Goal of the exercise
Copy out each line exactly; pictures stay out of the copy.

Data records
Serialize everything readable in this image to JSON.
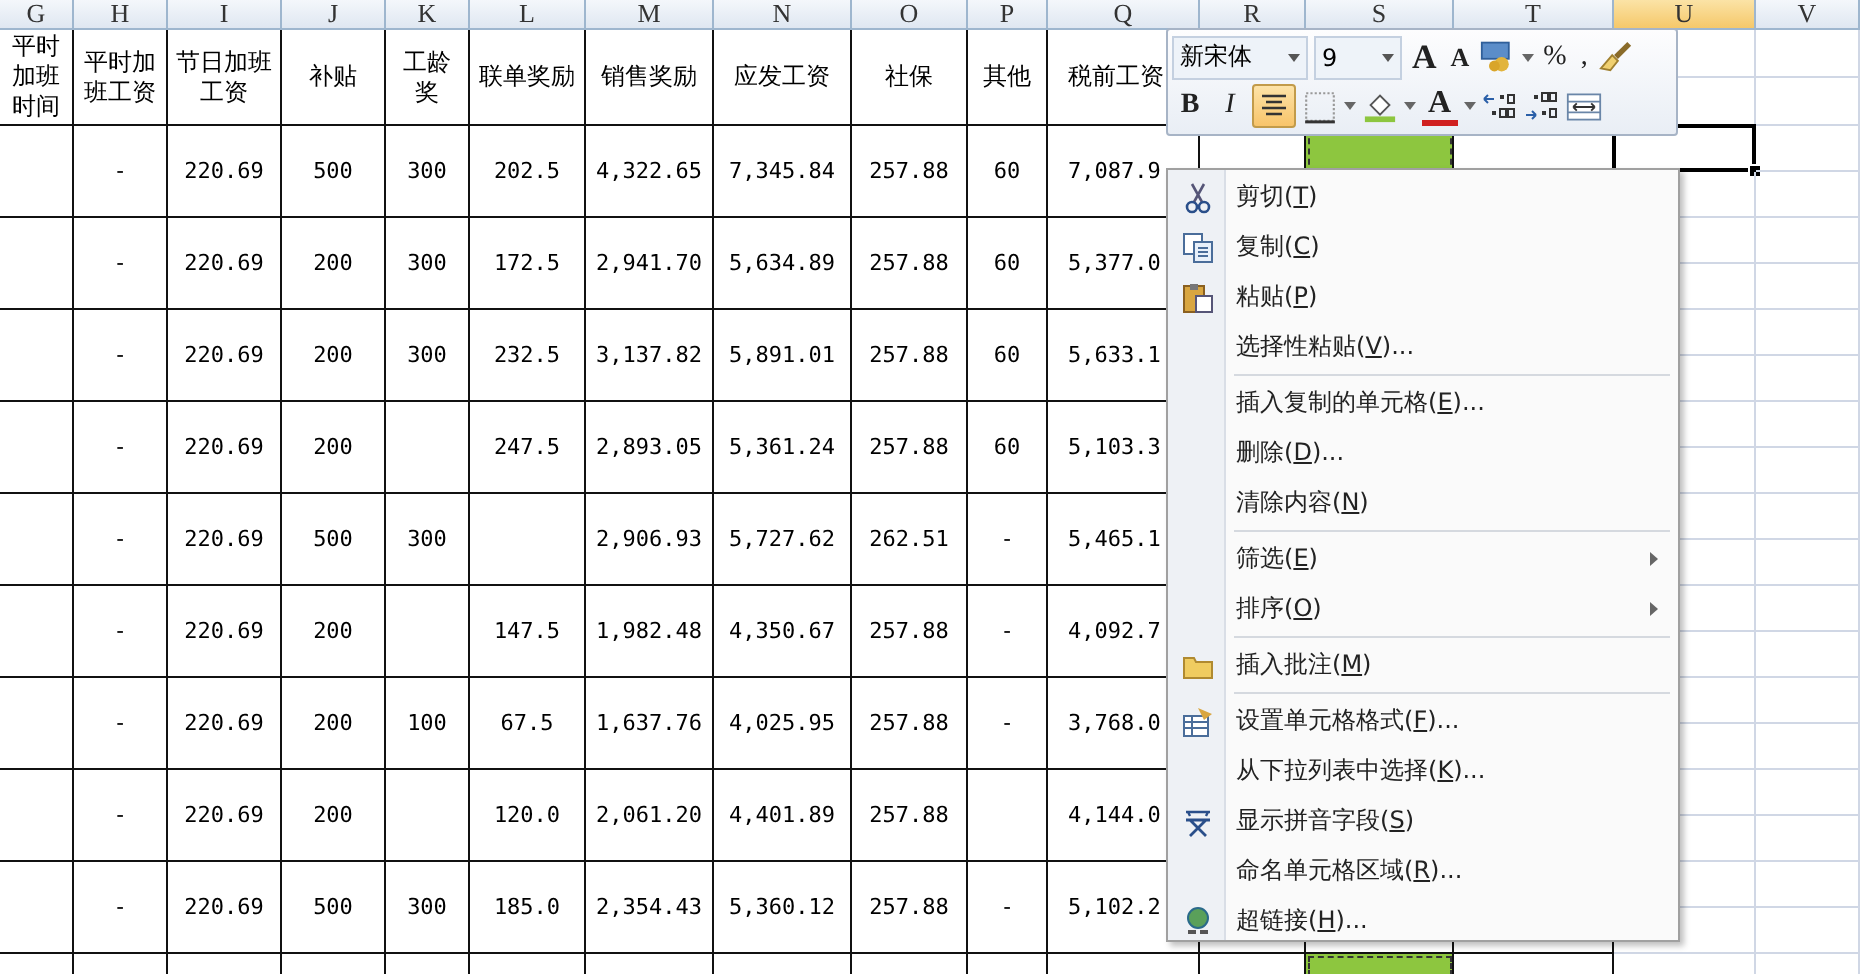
{
  "columns": [
    {
      "letter": "G",
      "selected": false
    },
    {
      "letter": "H",
      "selected": false
    },
    {
      "letter": "I",
      "selected": false
    },
    {
      "letter": "J",
      "selected": false
    },
    {
      "letter": "K",
      "selected": false
    },
    {
      "letter": "L",
      "selected": false
    },
    {
      "letter": "M",
      "selected": false
    },
    {
      "letter": "N",
      "selected": false
    },
    {
      "letter": "O",
      "selected": false
    },
    {
      "letter": "P",
      "selected": false
    },
    {
      "letter": "Q",
      "selected": false
    },
    {
      "letter": "R",
      "selected": false
    },
    {
      "letter": "S",
      "selected": false
    },
    {
      "letter": "T",
      "selected": false
    },
    {
      "letter": "U",
      "selected": true
    },
    {
      "letter": "V",
      "selected": false
    }
  ],
  "header_labels": [
    "平时加班时间",
    "平时加班工资",
    "节日加班工资",
    "补贴",
    "工龄奖",
    "联单奖励",
    "销售奖励",
    "应发工资",
    "社保",
    "其他",
    "税前工资"
  ],
  "rows": [
    {
      "cells": [
        null,
        "-",
        "220.69",
        "500",
        "300",
        "202.5",
        "4,322.65",
        "7,345.84",
        "257.88",
        "60",
        "7,087.9"
      ]
    },
    {
      "cells": [
        null,
        "-",
        "220.69",
        "200",
        "300",
        "172.5",
        "2,941.70",
        "5,634.89",
        "257.88",
        "60",
        "5,377.0"
      ]
    },
    {
      "cells": [
        null,
        "-",
        "220.69",
        "200",
        "300",
        "232.5",
        "3,137.82",
        "5,891.01",
        "257.88",
        "60",
        "5,633.1"
      ]
    },
    {
      "cells": [
        null,
        "-",
        "220.69",
        "200",
        null,
        "247.5",
        "2,893.05",
        "5,361.24",
        "257.88",
        "60",
        "5,103.3"
      ]
    },
    {
      "cells": [
        null,
        "-",
        "220.69",
        "500",
        "300",
        null,
        "2,906.93",
        "5,727.62",
        "262.51",
        "-",
        "5,465.1"
      ]
    },
    {
      "cells": [
        null,
        "-",
        "220.69",
        "200",
        null,
        "147.5",
        "1,982.48",
        "4,350.67",
        "257.88",
        "-",
        "4,092.7"
      ]
    },
    {
      "cells": [
        null,
        "-",
        "220.69",
        "200",
        "100",
        "67.5",
        "1,637.76",
        "4,025.95",
        "257.88",
        "-",
        "3,768.0"
      ]
    },
    {
      "cells": [
        null,
        "-",
        "220.69",
        "200",
        null,
        "120.0",
        "2,061.20",
        "4,401.89",
        "257.88",
        null,
        "4,144.0"
      ]
    },
    {
      "cells": [
        null,
        "-",
        "220.69",
        "500",
        "300",
        "185.0",
        "2,354.43",
        "5,360.12",
        "257.88",
        "-",
        "5,102.2"
      ]
    }
  ],
  "copy_marquee": {
    "top": true,
    "bottom": true
  },
  "toolbar": {
    "font": "新宋体",
    "size": "9",
    "grow_font": "A",
    "shrink_font": "A",
    "percent": "%",
    "comma": ",",
    "bold": "B",
    "italic": "I",
    "center_pressed": true,
    "font_color": "A"
  },
  "menu": [
    {
      "kind": "item",
      "before": "剪切(",
      "key": "T",
      "after": ")",
      "submenu": false
    },
    {
      "kind": "item",
      "before": "复制(",
      "key": "C",
      "after": ")",
      "submenu": false
    },
    {
      "kind": "item",
      "before": "粘贴(",
      "key": "P",
      "after": ")",
      "submenu": false
    },
    {
      "kind": "item",
      "before": "选择性粘贴(",
      "key": "V",
      "after": ")...",
      "submenu": false
    },
    {
      "kind": "separator"
    },
    {
      "kind": "item",
      "before": "插入复制的单元格(",
      "key": "E",
      "after": ")...",
      "submenu": false
    },
    {
      "kind": "item",
      "before": "删除(",
      "key": "D",
      "after": ")...",
      "submenu": false
    },
    {
      "kind": "item",
      "before": "清除内容(",
      "key": "N",
      "after": ")",
      "submenu": false
    },
    {
      "kind": "separator"
    },
    {
      "kind": "item",
      "before": "筛选(",
      "key": "E",
      "after": ")",
      "submenu": true
    },
    {
      "kind": "item",
      "before": "排序(",
      "key": "O",
      "after": ")",
      "submenu": true
    },
    {
      "kind": "separator"
    },
    {
      "kind": "item",
      "before": "插入批注(",
      "key": "M",
      "after": ")",
      "submenu": false
    },
    {
      "kind": "separator"
    },
    {
      "kind": "item",
      "before": "设置单元格格式(",
      "key": "F",
      "after": ")...",
      "submenu": false
    },
    {
      "kind": "item",
      "before": "从下拉列表中选择(",
      "key": "K",
      "after": ")...",
      "submenu": false
    },
    {
      "kind": "item",
      "before": "显示拼音字段(",
      "key": "S",
      "after": ")",
      "submenu": false
    },
    {
      "kind": "item",
      "before": "命名单元格区域(",
      "key": "R",
      "after": ")...",
      "submenu": false
    },
    {
      "kind": "item",
      "before": "超链接(",
      "key": "H",
      "after": ")...",
      "submenu": false
    }
  ]
}
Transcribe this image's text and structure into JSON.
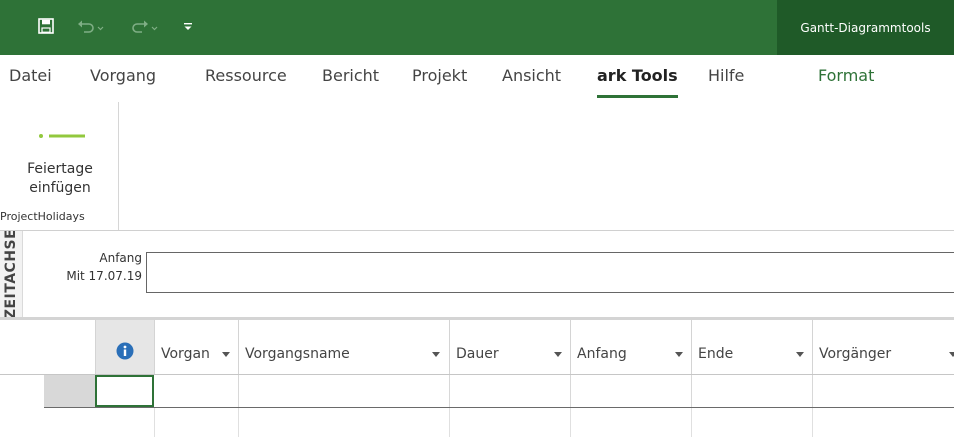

Task answer
Serialize everything readable in this image to JSON.
{
  "columns": [
    {
      "letter": "G",
      "selected": false
    },
    {
      "letter": "H",
      "selected": false
    },
    {
      "letter": "I",
      "selected": false
    },
    {
      "letter": "J",
      "selected": false
    },
    {
      "letter": "K",
      "selected": false
    },
    {
      "letter": "L",
      "selected": false
    },
    {
      "letter": "M",
      "selected": false
    },
    {
      "letter": "N",
      "selected": false
    },
    {
      "letter": "O",
      "selected": false
    },
    {
      "letter": "P",
      "selected": false
    },
    {
      "letter": "Q",
      "selected": false
    },
    {
      "letter": "R",
      "selected": false
    },
    {
      "letter": "S",
      "selected": false
    },
    {
      "letter": "T",
      "selected": false
    },
    {
      "letter": "U",
      "selected": true
    },
    {
      "letter": "V",
      "selected": false
    }
  ],
  "header_labels": [
    "平时加班时间",
    "平时加班工资",
    "节日加班工资",
    "补贴",
    "工龄奖",
    "联单奖励",
    "销售奖励",
    "应发工资",
    "社保",
    "其他",
    "税前工资"
  ],
  "rows": [
    {
      "cells": [
        null,
        "-",
        "220.69",
        "500",
        "300",
        "202.5",
        "4,322.65",
        "7,345.84",
        "257.88",
        "60",
        "7,087.9"
      ]
    },
    {
      "cells": [
        null,
        "-",
        "220.69",
        "200",
        "300",
        "172.5",
        "2,941.70",
        "5,634.89",
        "257.88",
        "60",
        "5,377.0"
      ]
    },
    {
      "cells": [
        null,
        "-",
        "220.69",
        "200",
        "300",
        "232.5",
        "3,137.82",
        "5,891.01",
        "257.88",
        "60",
        "5,633.1"
      ]
    },
    {
      "cells": [
        null,
        "-",
        "220.69",
        "200",
        null,
        "247.5",
        "2,893.05",
        "5,361.24",
        "257.88",
        "60",
        "5,103.3"
      ]
    },
    {
      "cells": [
        null,
        "-",
        "220.69",
        "500",
        "300",
        null,
        "2,906.93",
        "5,727.62",
        "262.51",
        "-",
        "5,465.1"
      ]
    },
    {
      "cells": [
        null,
        "-",
        "220.69",
        "200",
        null,
        "147.5",
        "1,982.48",
        "4,350.67",
        "257.88",
        "-",
        "4,092.7"
      ]
    },
    {
      "cells": [
        null,
        "-",
        "220.69",
        "200",
        "100",
        "67.5",
        "1,637.76",
        "4,025.95",
        "257.88",
        "-",
        "3,768.0"
      ]
    },
    {
      "cells": [
        null,
        "-",
        "220.69",
        "200",
        null,
        "120.0",
        "2,061.20",
        "4,401.89",
        "257.88",
        null,
        "4,144.0"
      ]
    },
    {
      "cells": [
        null,
        "-",
        "220.69",
        "500",
        "300",
        "185.0",
        "2,354.43",
        "5,360.12",
        "257.88",
        "-",
        "5,102.2"
      ]
    }
  ],
  "copy_marquee": {
    "top": true,
    "bottom": true
  },
  "toolbar": {
    "font": "新宋体",
    "size": "9",
    "grow_font": "A",
    "shrink_font": "A",
    "percent": "%",
    "comma": ",",
    "bold": "B",
    "italic": "I",
    "center_pressed": true,
    "font_color": "A"
  },
  "menu": [
    {
      "kind": "item",
      "before": "剪切(",
      "key": "T",
      "after": ")",
      "submenu": false
    },
    {
      "kind": "item",
      "before": "复制(",
      "key": "C",
      "after": ")",
      "submenu": false
    },
    {
      "kind": "item",
      "before": "粘贴(",
      "key": "P",
      "after": ")",
      "submenu": false
    },
    {
      "kind": "item",
      "before": "选择性粘贴(",
      "key": "V",
      "after": ")...",
      "submenu": false
    },
    {
      "kind": "separator"
    },
    {
      "kind": "item",
      "before": "插入复制的单元格(",
      "key": "E",
      "after": ")...",
      "submenu": false
    },
    {
      "kind": "item",
      "before": "删除(",
      "key": "D",
      "after": ")...",
      "submenu": false
    },
    {
      "kind": "item",
      "before": "清除内容(",
      "key": "N",
      "after": ")",
      "submenu": false
    },
    {
      "kind": "separator"
    },
    {
      "kind": "item",
      "before": "筛选(",
      "key": "E",
      "after": ")",
      "submenu": true
    },
    {
      "kind": "item",
      "before": "排序(",
      "key": "O",
      "after": ")",
      "submenu": true
    },
    {
      "kind": "separator"
    },
    {
      "kind": "item",
      "before": "插入批注(",
      "key": "M",
      "after": ")",
      "submenu": false
    },
    {
      "kind": "separator"
    },
    {
      "kind": "item",
      "before": "设置单元格格式(",
      "key": "F",
      "after": ")...",
      "submenu": false
    },
    {
      "kind": "item",
      "before": "从下拉列表中选择(",
      "key": "K",
      "after": ")...",
      "submenu": false
    },
    {
      "kind": "item",
      "before": "显示拼音字段(",
      "key": "S",
      "after": ")",
      "submenu": false
    },
    {
      "kind": "item",
      "before": "命名单元格区域(",
      "key": "R",
      "after": ")...",
      "submenu": false
    },
    {
      "kind": "item",
      "before": "超链接(",
      "key": "H",
      "after": ")...",
      "submenu": false
    }
  ]
}
Transcribe this image's text and structure into JSON.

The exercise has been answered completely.